§ STATED GOAL:
Every line below is to be copied exactly, with the pictures left out.

§ Extracted data entries:
━━━━

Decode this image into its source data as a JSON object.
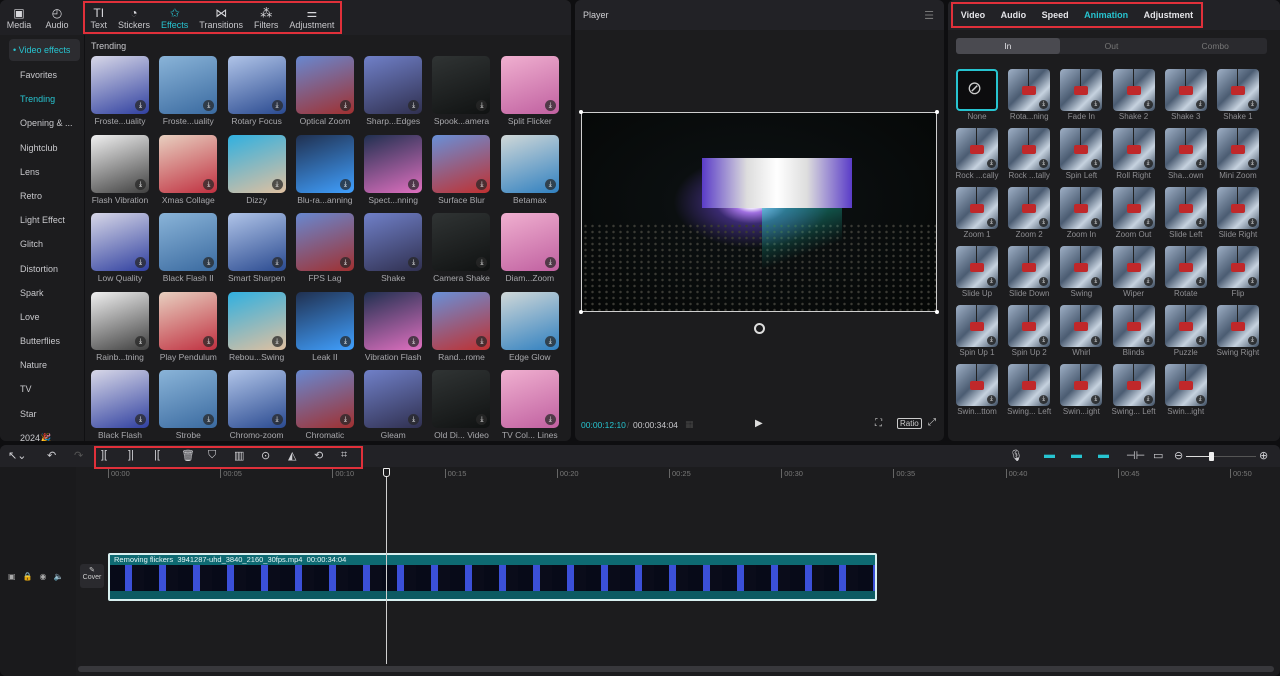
{
  "top_toolbar": {
    "items": [
      {
        "label": "Media",
        "icon": "media-icon"
      },
      {
        "label": "Audio",
        "icon": "audio-icon"
      },
      {
        "label": "Text",
        "icon": "text-icon"
      },
      {
        "label": "Stickers",
        "icon": "sticker-icon"
      },
      {
        "label": "Effects",
        "icon": "effects-icon",
        "active": true
      },
      {
        "label": "Transitions",
        "icon": "transition-icon"
      },
      {
        "label": "Filters",
        "icon": "filter-icon"
      },
      {
        "label": "Adjustment",
        "icon": "adjustment-icon"
      }
    ]
  },
  "sidebar": {
    "header": "• Video effects",
    "items": [
      "Favorites",
      "Trending",
      "Opening & ...",
      "Nightclub",
      "Lens",
      "Retro",
      "Light Effect",
      "Glitch",
      "Distortion",
      "Spark",
      "Love",
      "Butterflies",
      "Nature",
      "TV",
      "Star",
      "2024🎉"
    ],
    "active": "Trending"
  },
  "effects": {
    "section_title": "Trending",
    "items": [
      "Froste...uality",
      "Froste...uality",
      "Rotary Focus",
      "Optical Zoom",
      "Sharp...Edges",
      "Spook...amera",
      "Split Flicker",
      "Flash Vibration",
      "Xmas Collage",
      "Dizzy",
      "Blu-ra...anning",
      "Spect...nning",
      "Surface Blur",
      "Betamax",
      "Low Quality",
      "Black Flash II",
      "Smart Sharpen",
      "FPS Lag",
      "Shake",
      "Camera Shake",
      "Diam...Zoom",
      "Rainb...tning",
      "Play Pendulum",
      "Rebou...Swing",
      "Leak II",
      "Vibration Flash",
      "Rand...rome",
      "Edge Glow",
      "Black Flash",
      "Strobe",
      "Chromo-zoom",
      "Chromatic",
      "Gleam",
      "Old Di... Video",
      "TV Col... Lines"
    ]
  },
  "player": {
    "title": "Player",
    "current_time": "00:00:12:10",
    "separator": "/",
    "total_time": "00:00:34:04",
    "ratio_label": "Ratio"
  },
  "inspector": {
    "tabs": [
      "Video",
      "Audio",
      "Speed",
      "Animation",
      "Adjustment"
    ],
    "active_tab": "Animation",
    "segments": [
      "In",
      "Out",
      "Combo"
    ],
    "active_segment": "In",
    "animations": [
      "None",
      "Rota...ning",
      "Fade In",
      "Shake 2",
      "Shake 3",
      "Shake 1",
      "Rock ...cally",
      "Rock ...tally",
      "Spin Left",
      "Roll Right",
      "Sha...own",
      "Mini Zoom",
      "Zoom 1",
      "Zoom 2",
      "Zoom In",
      "Zoom Out",
      "Slide Left",
      "Slide Right",
      "Slide Up",
      "Slide Down",
      "Swing",
      "Wiper",
      "Rotate",
      "Flip",
      "Spin Up 1",
      "Spin Up 2",
      "Whirl",
      "Blinds",
      "Puzzle",
      "Swing Right",
      "Swin...ttom",
      "Swing... Left",
      "Swin...ight",
      "Swing... Left",
      "Swin...ight"
    ],
    "selected_animation": "None"
  },
  "timeline": {
    "ruler": [
      "00:00",
      "00:05",
      "00:10",
      "00:15",
      "00:20",
      "00:25",
      "00:30",
      "00:35",
      "00:40",
      "00:45",
      "00:50"
    ],
    "clip": {
      "title": "Removing flickers",
      "file": "3941287-uhd_3840_2160_30fps.mp4",
      "duration": "00:00:34:04"
    },
    "cover_label": "Cover",
    "zoom_level": 0.35,
    "edit_tools": [
      "split-icon",
      "split-left-icon",
      "split-right-icon",
      "delete-icon",
      "marker-icon",
      "freeze-icon",
      "reverse-icon",
      "mirror-icon",
      "rotate-icon",
      "crop-icon"
    ]
  }
}
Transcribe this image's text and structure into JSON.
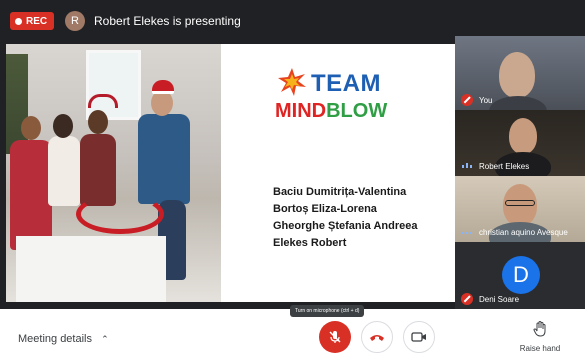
{
  "topbar": {
    "rec_label": "REC",
    "presenter_initial": "R",
    "presenting_text": "Robert Elekes is presenting"
  },
  "slide": {
    "logo_team": "TEAM",
    "logo_mind": "MIND",
    "logo_blow": "BLOW",
    "names": [
      "Baciu Dumitrița-Valentina",
      "Bortoș Eliza-Lorena",
      "Gheorghe Ștefania Andreea",
      "Elekes Robert"
    ]
  },
  "participants": [
    {
      "name": "You",
      "muted": true
    },
    {
      "name": "Robert Elekes",
      "muted": false
    },
    {
      "name": "christian aquino Avesque",
      "muted": false
    },
    {
      "name": "Deni Soare",
      "muted": true,
      "initial": "D"
    }
  ],
  "bottombar": {
    "meeting_details": "Meeting details",
    "mic_tooltip": "Turn on microphone (ctrl + d)",
    "raise_hand": "Raise hand"
  },
  "colors": {
    "rec_red": "#d93025",
    "team_blue": "#1e5fb3",
    "mind_red": "#e02424",
    "blow_green": "#2f9e44",
    "avatar_blue": "#1a73e8"
  },
  "icons": {
    "mic": "mic-off-icon",
    "hangup": "phone-hangup-icon",
    "camera": "camera-icon",
    "hand": "hand-icon",
    "chevron": "chevron-up-icon"
  }
}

━━━━

§ FINISHED TASK:
Decode this image into its source data as a JSON object.
{
  "top_toolbar": {
    "items": [
      {
        "label": "Media",
        "icon": "media-icon"
      },
      {
        "label": "Audio",
        "icon": "audio-icon"
      },
      {
        "label": "Text",
        "icon": "text-icon"
      },
      {
        "label": "Stickers",
        "icon": "sticker-icon"
      },
      {
        "label": "Effects",
        "icon": "effects-icon",
        "active": true
      },
      {
        "label": "Transitions",
        "icon": "transition-icon"
      },
      {
        "label": "Filters",
        "icon": "filter-icon"
      },
      {
        "label": "Adjustment",
        "icon": "adjustment-icon"
      }
    ]
  },
  "sidebar": {
    "header": "• Video effects",
    "items": [
      "Favorites",
      "Trending",
      "Opening & ...",
      "Nightclub",
      "Lens",
      "Retro",
      "Light Effect",
      "Glitch",
      "Distortion",
      "Spark",
      "Love",
      "Butterflies",
      "Nature",
      "TV",
      "Star",
      "2024🎉"
    ],
    "active": "Trending"
  },
  "effects": {
    "section_title": "Trending",
    "items": [
      "Froste...uality",
      "Froste...uality",
      "Rotary Focus",
      "Optical Zoom",
      "Sharp...Edges",
      "Spook...amera",
      "Split Flicker",
      "Flash Vibration",
      "Xmas Collage",
      "Dizzy",
      "Blu-ra...anning",
      "Spect...nning",
      "Surface Blur",
      "Betamax",
      "Low Quality",
      "Black Flash II",
      "Smart Sharpen",
      "FPS Lag",
      "Shake",
      "Camera Shake",
      "Diam...Zoom",
      "Rainb...tning",
      "Play Pendulum",
      "Rebou...Swing",
      "Leak II",
      "Vibration Flash",
      "Rand...rome",
      "Edge Glow",
      "Black Flash",
      "Strobe",
      "Chromo-zoom",
      "Chromatic",
      "Gleam",
      "Old Di... Video",
      "TV Col... Lines"
    ]
  },
  "player": {
    "title": "Player",
    "current_time": "00:00:12:10",
    "separator": "/",
    "total_time": "00:00:34:04",
    "ratio_label": "Ratio"
  },
  "inspector": {
    "tabs": [
      "Video",
      "Audio",
      "Speed",
      "Animation",
      "Adjustment"
    ],
    "active_tab": "Animation",
    "segments": [
      "In",
      "Out",
      "Combo"
    ],
    "active_segment": "In",
    "animations": [
      "None",
      "Rota...ning",
      "Fade In",
      "Shake 2",
      "Shake 3",
      "Shake 1",
      "Rock ...cally",
      "Rock ...tally",
      "Spin Left",
      "Roll Right",
      "Sha...own",
      "Mini Zoom",
      "Zoom 1",
      "Zoom 2",
      "Zoom In",
      "Zoom Out",
      "Slide Left",
      "Slide Right",
      "Slide Up",
      "Slide Down",
      "Swing",
      "Wiper",
      "Rotate",
      "Flip",
      "Spin Up 1",
      "Spin Up 2",
      "Whirl",
      "Blinds",
      "Puzzle",
      "Swing Right",
      "Swin...ttom",
      "Swing... Left",
      "Swin...ight",
      "Swing... Left",
      "Swin...ight"
    ],
    "selected_animation": "None"
  },
  "timeline": {
    "ruler": [
      "00:00",
      "00:05",
      "00:10",
      "00:15",
      "00:20",
      "00:25",
      "00:30",
      "00:35",
      "00:40",
      "00:45",
      "00:50"
    ],
    "clip": {
      "title": "Removing flickers",
      "file": "3941287-uhd_3840_2160_30fps.mp4",
      "duration": "00:00:34:04"
    },
    "cover_label": "Cover",
    "zoom_level": 0.35,
    "edit_tools": [
      "split-icon",
      "split-left-icon",
      "split-right-icon",
      "delete-icon",
      "marker-icon",
      "freeze-icon",
      "reverse-icon",
      "mirror-icon",
      "rotate-icon",
      "crop-icon"
    ]
  }
}
Transcribe this image's text and structure into JSON.
{
  "topbar": {
    "rec_label": "REC",
    "presenter_initial": "R",
    "presenting_text": "Robert Elekes is presenting"
  },
  "slide": {
    "logo_team": "TEAM",
    "logo_mind": "MIND",
    "logo_blow": "BLOW",
    "names": [
      "Baciu Dumitrița-Valentina",
      "Bortoș Eliza-Lorena",
      "Gheorghe Ștefania Andreea",
      "Elekes Robert"
    ]
  },
  "participants": [
    {
      "name": "You",
      "muted": true
    },
    {
      "name": "Robert Elekes",
      "muted": false
    },
    {
      "name": "christian aquino Avesque",
      "muted": false
    },
    {
      "name": "Deni Soare",
      "muted": true,
      "initial": "D"
    }
  ],
  "bottombar": {
    "meeting_details": "Meeting details",
    "mic_tooltip": "Turn on microphone (ctrl + d)",
    "raise_hand": "Raise hand"
  },
  "colors": {
    "rec_red": "#d93025",
    "team_blue": "#1e5fb3",
    "mind_red": "#e02424",
    "blow_green": "#2f9e44",
    "avatar_blue": "#1a73e8"
  },
  "icons": {
    "mic": "mic-off-icon",
    "hangup": "phone-hangup-icon",
    "camera": "camera-icon",
    "hand": "hand-icon",
    "chevron": "chevron-up-icon"
  }
}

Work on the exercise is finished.